SET EXERCISE:
Below are some entries. Copy each line that holds the string "xlabel".

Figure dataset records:
+--
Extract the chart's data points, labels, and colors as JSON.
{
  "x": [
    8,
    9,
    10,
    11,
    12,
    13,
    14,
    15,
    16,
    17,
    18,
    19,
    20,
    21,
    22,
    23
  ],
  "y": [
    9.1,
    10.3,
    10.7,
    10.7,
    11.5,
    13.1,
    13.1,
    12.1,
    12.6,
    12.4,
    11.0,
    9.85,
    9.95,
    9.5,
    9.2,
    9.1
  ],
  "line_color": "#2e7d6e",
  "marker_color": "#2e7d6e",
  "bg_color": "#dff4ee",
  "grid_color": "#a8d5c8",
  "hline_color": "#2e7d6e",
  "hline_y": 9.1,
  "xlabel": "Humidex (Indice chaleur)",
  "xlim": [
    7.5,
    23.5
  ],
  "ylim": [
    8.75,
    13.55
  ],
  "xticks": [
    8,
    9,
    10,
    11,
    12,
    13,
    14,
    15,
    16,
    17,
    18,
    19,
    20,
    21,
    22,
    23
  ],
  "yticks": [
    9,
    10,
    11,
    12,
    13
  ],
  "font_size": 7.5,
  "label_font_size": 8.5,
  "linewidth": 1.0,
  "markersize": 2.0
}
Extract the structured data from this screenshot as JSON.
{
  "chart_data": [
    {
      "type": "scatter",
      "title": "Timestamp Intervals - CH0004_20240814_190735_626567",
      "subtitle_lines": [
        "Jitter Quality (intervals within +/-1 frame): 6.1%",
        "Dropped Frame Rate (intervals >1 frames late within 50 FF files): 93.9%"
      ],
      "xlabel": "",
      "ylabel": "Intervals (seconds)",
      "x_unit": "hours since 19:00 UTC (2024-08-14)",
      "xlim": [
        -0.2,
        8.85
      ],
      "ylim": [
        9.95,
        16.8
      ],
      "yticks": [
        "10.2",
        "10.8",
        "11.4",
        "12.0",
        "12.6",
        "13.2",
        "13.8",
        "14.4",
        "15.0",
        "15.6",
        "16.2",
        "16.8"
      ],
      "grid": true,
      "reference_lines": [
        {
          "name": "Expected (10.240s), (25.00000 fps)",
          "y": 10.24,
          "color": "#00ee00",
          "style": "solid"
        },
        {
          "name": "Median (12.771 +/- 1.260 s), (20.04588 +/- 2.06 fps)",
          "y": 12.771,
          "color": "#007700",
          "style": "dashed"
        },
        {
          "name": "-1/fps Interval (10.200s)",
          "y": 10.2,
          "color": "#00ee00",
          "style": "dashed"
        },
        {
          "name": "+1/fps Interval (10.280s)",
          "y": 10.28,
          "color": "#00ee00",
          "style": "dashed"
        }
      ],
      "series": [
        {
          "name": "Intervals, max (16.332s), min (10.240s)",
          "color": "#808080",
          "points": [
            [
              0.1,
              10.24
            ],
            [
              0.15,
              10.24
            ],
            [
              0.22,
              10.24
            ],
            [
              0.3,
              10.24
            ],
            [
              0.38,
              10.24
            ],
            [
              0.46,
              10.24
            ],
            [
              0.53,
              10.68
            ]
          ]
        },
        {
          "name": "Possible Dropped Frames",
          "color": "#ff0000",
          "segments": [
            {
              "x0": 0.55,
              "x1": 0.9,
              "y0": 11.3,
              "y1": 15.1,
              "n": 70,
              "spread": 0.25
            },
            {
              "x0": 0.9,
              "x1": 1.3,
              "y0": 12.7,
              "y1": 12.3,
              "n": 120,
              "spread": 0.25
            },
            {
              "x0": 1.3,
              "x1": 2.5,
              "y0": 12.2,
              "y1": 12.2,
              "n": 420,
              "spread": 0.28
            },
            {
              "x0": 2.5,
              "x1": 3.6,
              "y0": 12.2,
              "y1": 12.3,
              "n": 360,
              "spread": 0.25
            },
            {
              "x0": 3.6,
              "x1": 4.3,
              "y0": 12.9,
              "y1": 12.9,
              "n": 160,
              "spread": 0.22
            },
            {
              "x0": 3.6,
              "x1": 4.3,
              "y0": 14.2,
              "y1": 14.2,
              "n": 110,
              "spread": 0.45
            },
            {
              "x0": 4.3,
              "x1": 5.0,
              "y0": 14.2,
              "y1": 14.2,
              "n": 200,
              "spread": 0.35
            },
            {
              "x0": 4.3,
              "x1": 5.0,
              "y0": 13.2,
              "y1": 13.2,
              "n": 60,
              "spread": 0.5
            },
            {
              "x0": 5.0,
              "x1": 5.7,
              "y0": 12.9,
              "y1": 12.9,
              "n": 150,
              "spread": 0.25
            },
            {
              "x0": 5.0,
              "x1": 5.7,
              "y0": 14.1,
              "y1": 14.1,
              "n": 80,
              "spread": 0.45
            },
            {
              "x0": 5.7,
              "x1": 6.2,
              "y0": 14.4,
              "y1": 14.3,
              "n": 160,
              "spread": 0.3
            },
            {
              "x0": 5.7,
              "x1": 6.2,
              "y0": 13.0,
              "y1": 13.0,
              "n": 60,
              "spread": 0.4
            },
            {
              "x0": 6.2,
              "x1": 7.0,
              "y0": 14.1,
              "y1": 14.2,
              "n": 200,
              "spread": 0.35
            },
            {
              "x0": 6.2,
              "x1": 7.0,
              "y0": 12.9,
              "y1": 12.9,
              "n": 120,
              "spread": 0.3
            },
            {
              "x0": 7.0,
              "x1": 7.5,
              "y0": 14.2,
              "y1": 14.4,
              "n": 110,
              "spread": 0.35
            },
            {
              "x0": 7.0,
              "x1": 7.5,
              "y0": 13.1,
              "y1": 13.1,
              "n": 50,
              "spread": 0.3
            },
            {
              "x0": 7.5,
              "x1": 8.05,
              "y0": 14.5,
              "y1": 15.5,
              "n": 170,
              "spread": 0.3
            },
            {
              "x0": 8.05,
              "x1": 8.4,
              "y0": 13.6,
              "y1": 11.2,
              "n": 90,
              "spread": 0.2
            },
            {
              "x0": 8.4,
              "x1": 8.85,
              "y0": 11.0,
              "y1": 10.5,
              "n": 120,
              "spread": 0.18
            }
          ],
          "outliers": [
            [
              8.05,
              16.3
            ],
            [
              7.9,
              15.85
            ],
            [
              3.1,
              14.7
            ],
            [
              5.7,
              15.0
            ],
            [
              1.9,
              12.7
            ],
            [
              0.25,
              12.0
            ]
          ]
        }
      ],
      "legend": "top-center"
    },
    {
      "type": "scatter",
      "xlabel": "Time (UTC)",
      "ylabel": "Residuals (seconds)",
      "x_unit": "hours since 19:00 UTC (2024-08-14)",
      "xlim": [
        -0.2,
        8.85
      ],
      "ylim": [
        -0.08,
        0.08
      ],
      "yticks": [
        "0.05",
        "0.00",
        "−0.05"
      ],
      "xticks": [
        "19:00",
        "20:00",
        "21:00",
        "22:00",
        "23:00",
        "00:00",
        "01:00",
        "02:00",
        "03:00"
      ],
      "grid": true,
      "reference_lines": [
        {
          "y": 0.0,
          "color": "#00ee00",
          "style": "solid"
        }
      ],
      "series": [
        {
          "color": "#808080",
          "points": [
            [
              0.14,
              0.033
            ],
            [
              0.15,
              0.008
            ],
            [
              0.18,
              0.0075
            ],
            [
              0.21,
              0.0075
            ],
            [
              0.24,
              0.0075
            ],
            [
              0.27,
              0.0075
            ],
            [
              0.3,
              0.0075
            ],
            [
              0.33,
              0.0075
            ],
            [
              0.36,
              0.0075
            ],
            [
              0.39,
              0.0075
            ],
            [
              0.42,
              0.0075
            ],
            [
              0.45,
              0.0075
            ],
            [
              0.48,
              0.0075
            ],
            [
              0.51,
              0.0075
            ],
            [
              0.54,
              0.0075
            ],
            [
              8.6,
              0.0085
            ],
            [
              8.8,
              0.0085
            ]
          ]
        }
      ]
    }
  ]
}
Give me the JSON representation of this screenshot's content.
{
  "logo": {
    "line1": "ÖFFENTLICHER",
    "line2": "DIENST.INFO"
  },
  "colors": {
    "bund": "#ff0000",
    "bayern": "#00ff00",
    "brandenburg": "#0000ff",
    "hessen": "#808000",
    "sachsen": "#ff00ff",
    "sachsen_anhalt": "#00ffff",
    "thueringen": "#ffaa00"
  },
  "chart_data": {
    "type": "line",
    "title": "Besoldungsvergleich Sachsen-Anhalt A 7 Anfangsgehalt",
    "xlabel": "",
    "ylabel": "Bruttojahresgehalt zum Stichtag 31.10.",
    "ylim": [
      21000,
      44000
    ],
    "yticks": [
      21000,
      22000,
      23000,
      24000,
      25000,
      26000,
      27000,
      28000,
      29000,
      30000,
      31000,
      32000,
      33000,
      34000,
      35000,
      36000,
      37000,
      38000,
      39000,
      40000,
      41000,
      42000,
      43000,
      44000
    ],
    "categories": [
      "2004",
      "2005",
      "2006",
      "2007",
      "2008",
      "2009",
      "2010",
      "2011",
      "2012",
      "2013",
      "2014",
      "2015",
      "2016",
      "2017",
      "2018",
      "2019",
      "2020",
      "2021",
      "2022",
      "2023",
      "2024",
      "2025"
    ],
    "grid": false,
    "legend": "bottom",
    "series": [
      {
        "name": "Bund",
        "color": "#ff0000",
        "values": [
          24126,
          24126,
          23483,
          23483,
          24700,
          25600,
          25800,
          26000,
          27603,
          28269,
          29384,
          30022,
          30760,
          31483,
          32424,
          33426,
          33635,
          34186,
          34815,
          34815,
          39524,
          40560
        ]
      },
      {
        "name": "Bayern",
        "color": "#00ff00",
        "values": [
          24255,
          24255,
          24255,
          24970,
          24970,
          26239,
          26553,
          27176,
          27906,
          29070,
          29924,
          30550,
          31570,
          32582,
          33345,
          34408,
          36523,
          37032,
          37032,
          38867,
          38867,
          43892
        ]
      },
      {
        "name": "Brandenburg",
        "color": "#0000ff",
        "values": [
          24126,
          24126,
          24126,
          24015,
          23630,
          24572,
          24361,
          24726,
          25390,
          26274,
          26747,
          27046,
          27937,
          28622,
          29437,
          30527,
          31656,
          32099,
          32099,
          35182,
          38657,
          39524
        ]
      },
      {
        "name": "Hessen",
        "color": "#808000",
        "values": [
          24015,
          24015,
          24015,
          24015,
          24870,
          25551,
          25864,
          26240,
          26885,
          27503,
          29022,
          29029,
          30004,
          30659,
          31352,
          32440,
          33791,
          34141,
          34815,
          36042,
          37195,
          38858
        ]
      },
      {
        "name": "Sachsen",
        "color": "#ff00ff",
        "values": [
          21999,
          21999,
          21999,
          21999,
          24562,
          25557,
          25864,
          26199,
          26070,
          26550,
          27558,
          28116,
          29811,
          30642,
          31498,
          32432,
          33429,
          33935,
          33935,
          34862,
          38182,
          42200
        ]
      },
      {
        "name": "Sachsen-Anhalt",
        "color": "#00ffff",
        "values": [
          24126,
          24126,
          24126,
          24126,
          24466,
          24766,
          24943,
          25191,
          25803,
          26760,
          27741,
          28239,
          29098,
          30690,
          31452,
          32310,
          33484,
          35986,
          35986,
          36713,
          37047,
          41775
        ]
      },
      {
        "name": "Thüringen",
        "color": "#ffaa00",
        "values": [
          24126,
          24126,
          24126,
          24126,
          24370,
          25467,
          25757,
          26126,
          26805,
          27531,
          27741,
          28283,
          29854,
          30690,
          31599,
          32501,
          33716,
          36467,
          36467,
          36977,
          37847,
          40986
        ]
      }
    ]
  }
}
+--
COMPLETED EXERCISE:
  "xlabel": "Humidex (Indice chaleur)",
      "xlabel": "",
      "xlabel": "Time (UTC)",
    "xlabel": "",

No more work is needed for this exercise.